Entries from a dataset
********************
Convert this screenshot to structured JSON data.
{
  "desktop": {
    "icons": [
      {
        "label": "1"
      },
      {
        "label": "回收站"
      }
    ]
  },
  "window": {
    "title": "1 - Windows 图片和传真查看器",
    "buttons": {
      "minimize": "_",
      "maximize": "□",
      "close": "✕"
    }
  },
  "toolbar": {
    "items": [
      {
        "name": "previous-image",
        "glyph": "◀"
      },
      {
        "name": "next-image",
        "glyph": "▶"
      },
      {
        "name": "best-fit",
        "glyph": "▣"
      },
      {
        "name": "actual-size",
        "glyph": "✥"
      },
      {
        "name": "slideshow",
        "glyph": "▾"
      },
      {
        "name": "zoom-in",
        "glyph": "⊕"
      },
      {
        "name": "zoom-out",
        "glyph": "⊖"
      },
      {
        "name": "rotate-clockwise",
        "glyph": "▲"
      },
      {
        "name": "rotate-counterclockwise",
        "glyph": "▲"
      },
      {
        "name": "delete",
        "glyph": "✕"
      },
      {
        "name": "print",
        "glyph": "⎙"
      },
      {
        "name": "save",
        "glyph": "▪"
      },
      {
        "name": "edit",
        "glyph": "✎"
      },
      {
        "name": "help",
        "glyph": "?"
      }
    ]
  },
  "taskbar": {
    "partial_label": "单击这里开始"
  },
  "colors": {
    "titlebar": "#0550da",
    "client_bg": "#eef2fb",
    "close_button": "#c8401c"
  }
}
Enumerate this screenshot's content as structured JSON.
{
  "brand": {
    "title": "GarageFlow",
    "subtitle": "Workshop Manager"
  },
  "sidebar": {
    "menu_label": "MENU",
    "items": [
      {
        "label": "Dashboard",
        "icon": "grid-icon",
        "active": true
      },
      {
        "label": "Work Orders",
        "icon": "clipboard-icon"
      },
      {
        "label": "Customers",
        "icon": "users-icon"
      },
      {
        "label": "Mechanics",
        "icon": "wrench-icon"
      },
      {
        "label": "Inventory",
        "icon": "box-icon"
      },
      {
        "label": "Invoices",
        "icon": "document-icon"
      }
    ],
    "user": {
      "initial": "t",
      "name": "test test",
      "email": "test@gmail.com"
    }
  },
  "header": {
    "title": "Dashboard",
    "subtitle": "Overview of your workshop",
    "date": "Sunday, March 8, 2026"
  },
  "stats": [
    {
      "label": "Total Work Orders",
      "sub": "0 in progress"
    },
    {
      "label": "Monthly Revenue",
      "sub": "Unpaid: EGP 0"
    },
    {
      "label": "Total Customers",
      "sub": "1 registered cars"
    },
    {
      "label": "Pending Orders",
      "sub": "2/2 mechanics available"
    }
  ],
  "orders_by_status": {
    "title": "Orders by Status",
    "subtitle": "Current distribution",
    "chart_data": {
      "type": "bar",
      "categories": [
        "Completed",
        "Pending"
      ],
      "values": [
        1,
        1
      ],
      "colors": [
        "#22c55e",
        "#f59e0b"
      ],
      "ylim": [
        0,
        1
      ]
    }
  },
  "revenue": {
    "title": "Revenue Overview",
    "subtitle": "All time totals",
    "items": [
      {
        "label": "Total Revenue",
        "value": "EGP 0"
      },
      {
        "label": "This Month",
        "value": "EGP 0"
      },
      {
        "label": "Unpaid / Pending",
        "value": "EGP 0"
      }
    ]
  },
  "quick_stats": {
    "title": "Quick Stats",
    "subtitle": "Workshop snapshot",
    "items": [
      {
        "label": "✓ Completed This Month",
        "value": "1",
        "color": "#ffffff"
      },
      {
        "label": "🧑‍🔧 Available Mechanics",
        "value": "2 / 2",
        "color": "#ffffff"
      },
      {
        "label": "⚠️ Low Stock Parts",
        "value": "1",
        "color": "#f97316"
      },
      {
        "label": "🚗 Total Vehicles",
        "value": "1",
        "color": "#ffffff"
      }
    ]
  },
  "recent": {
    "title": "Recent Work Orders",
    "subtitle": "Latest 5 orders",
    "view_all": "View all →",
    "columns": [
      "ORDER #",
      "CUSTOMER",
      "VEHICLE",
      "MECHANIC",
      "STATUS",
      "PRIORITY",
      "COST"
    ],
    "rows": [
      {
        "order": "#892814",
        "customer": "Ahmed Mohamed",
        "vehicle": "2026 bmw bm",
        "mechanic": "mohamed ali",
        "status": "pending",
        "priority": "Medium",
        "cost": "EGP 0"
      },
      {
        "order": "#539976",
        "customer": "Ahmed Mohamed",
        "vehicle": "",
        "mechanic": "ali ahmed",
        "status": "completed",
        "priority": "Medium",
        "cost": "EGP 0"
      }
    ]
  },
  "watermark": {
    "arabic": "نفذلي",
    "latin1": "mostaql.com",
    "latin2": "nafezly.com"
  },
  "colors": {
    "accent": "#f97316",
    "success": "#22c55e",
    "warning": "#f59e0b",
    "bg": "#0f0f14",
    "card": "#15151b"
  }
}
********************
• Written exercise: The full set of records should be duplicated exactly.

• Solved problem:
Convert this screenshot to structured JSON data.
{
  "desktop": {
    "icons": [
      {
        "label": "1"
      },
      {
        "label": "回收站"
      }
    ]
  },
  "window": {
    "title": "1 - Windows 图片和传真查看器",
    "buttons": {
      "minimize": "_",
      "maximize": "□",
      "close": "✕"
    }
  },
  "toolbar": {
    "items": [
      {
        "name": "previous-image",
        "glyph": "◀"
      },
      {
        "name": "next-image",
        "glyph": "▶"
      },
      {
        "name": "best-fit",
        "glyph": "▣"
      },
      {
        "name": "actual-size",
        "glyph": "✥"
      },
      {
        "name": "slideshow",
        "glyph": "▾"
      },
      {
        "name": "zoom-in",
        "glyph": "⊕"
      },
      {
        "name": "zoom-out",
        "glyph": "⊖"
      },
      {
        "name": "rotate-clockwise",
        "glyph": "▲"
      },
      {
        "name": "rotate-counterclockwise",
        "glyph": "▲"
      },
      {
        "name": "delete",
        "glyph": "✕"
      },
      {
        "name": "print",
        "glyph": "⎙"
      },
      {
        "name": "save",
        "glyph": "▪"
      },
      {
        "name": "edit",
        "glyph": "✎"
      },
      {
        "name": "help",
        "glyph": "?"
      }
    ]
  },
  "taskbar": {
    "partial_label": "单击这里开始"
  },
  "colors": {
    "titlebar": "#0550da",
    "client_bg": "#eef2fb",
    "close_button": "#c8401c"
  }
}
Enumerate this screenshot's content as structured JSON.
{
  "brand": {
    "title": "GarageFlow",
    "subtitle": "Workshop Manager"
  },
  "sidebar": {
    "menu_label": "MENU",
    "items": [
      {
        "label": "Dashboard",
        "icon": "grid-icon",
        "active": true
      },
      {
        "label": "Work Orders",
        "icon": "clipboard-icon"
      },
      {
        "label": "Customers",
        "icon": "users-icon"
      },
      {
        "label": "Mechanics",
        "icon": "wrench-icon"
      },
      {
        "label": "Inventory",
        "icon": "box-icon"
      },
      {
        "label": "Invoices",
        "icon": "document-icon"
      }
    ],
    "user": {
      "initial": "t",
      "name": "test test",
      "email": "test@gmail.com"
    }
  },
  "header": {
    "title": "Dashboard",
    "subtitle": "Overview of your workshop",
    "date": "Sunday, March 8, 2026"
  },
  "stats": [
    {
      "label": "Total Work Orders",
      "sub": "0 in progress"
    },
    {
      "label": "Monthly Revenue",
      "sub": "Unpaid: EGP 0"
    },
    {
      "label": "Total Customers",
      "sub": "1 registered cars"
    },
    {
      "label": "Pending Orders",
      "sub": "2/2 mechanics available"
    }
  ],
  "orders_by_status": {
    "title": "Orders by Status",
    "subtitle": "Current distribution",
    "chart_data": {
      "type": "bar",
      "categories": [
        "Completed",
        "Pending"
      ],
      "values": [
        1,
        1
      ],
      "colors": [
        "#22c55e",
        "#f59e0b"
      ],
      "ylim": [
        0,
        1
      ]
    }
  },
  "revenue": {
    "title": "Revenue Overview",
    "subtitle": "All time totals",
    "items": [
      {
        "label": "Total Revenue",
        "value": "EGP 0"
      },
      {
        "label": "This Month",
        "value": "EGP 0"
      },
      {
        "label": "Unpaid / Pending",
        "value": "EGP 0"
      }
    ]
  },
  "quick_stats": {
    "title": "Quick Stats",
    "subtitle": "Workshop snapshot",
    "items": [
      {
        "label": "✓ Completed This Month",
        "value": "1",
        "color": "#ffffff"
      },
      {
        "label": "🧑‍🔧 Available Mechanics",
        "value": "2 / 2",
        "color": "#ffffff"
      },
      {
        "label": "⚠️ Low Stock Parts",
        "value": "1",
        "color": "#f97316"
      },
      {
        "label": "🚗 Total Vehicles",
        "value": "1",
        "color": "#ffffff"
      }
    ]
  },
  "recent": {
    "title": "Recent Work Orders",
    "subtitle": "Latest 5 orders",
    "view_all": "View all →",
    "columns": [
      "ORDER #",
      "CUSTOMER",
      "VEHICLE",
      "MECHANIC",
      "STATUS",
      "PRIORITY",
      "COST"
    ],
    "rows": [
      {
        "order": "#892814",
        "customer": "Ahmed Mohamed",
        "vehicle": "2026 bmw bm",
        "mechanic": "mohamed ali",
        "status": "pending",
        "priority": "Medium",
        "cost": "EGP 0"
      },
      {
        "order": "#539976",
        "customer": "Ahmed Mohamed",
        "vehicle": "",
        "mechanic": "ali ahmed",
        "status": "completed",
        "priority": "Medium",
        "cost": "EGP 0"
      }
    ]
  },
  "watermark": {
    "arabic": "نفذلي",
    "latin1": "mostaql.com",
    "latin2": "nafezly.com"
  },
  "colors": {
    "accent": "#f97316",
    "success": "#22c55e",
    "warning": "#f59e0b",
    "bg": "#0f0f14",
    "card": "#15151b"
  }
}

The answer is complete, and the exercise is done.